Problem description:
Give back the entire listing verbatim.

============

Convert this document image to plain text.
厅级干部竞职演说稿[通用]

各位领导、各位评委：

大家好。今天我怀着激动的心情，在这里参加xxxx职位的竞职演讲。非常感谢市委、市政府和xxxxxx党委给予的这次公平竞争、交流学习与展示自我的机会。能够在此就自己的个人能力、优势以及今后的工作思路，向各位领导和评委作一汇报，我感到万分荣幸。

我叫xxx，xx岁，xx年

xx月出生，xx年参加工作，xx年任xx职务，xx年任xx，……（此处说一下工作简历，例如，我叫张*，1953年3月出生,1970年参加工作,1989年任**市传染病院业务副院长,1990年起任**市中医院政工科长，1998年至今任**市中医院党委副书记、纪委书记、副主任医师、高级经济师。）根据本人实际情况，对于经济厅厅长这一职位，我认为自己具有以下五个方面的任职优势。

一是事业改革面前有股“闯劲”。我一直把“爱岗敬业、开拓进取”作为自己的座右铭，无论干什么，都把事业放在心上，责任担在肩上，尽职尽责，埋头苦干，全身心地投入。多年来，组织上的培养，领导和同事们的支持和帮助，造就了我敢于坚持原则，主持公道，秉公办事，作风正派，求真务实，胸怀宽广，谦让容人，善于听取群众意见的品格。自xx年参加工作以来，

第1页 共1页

============

Solution:
Convert this document image to plain text.
厅级干部竞职演说稿[通用]

各位领导、各位评委：

大家好。今天我怀着激动的心情，在这里参加xxxx职位的竞职演讲。非常感谢市委、市政府和xxxxxx党委给予的这次公平竞争、交流学习与展示自我的机会。能够在此就自己的个人能力、优势以及今后的工作思路，向各位领导和评委作一汇报，我感到万分荣幸。

我叫xxx，xx岁，xx年

xx月出生，xx年参加工作，xx年任xx职务，xx年任xx，……（此处说一下工作简历，例如，我叫张*，1953年3月出生,1970年参加工作,1989年任**市传染病院业务副院长,1990年起任**市中医院政工科长，1998年至今任**市中医院党委副书记、纪委书记、副主任医师、高级经济师。）根据本人实际情况，对于经济厅厅长这一职位，我认为自己具有以下五个方面的任职优势。

一是事业改革面前有股“闯劲”。我一直把“爱岗敬业、开拓进取”作为自己的座右铭，无论干什么，都把事业放在心上，责任担在肩上，尽职尽责，埋头苦干，全身心地投入。多年来，组织上的培养，领导和同事们的支持和帮助，造就了我敢于坚持原则，主持公道，秉公办事，作风正派，求真务实，胸怀宽广，谦让容人，善于听取群众意见的品格。自xx年参加工作以来，

第1页 共1页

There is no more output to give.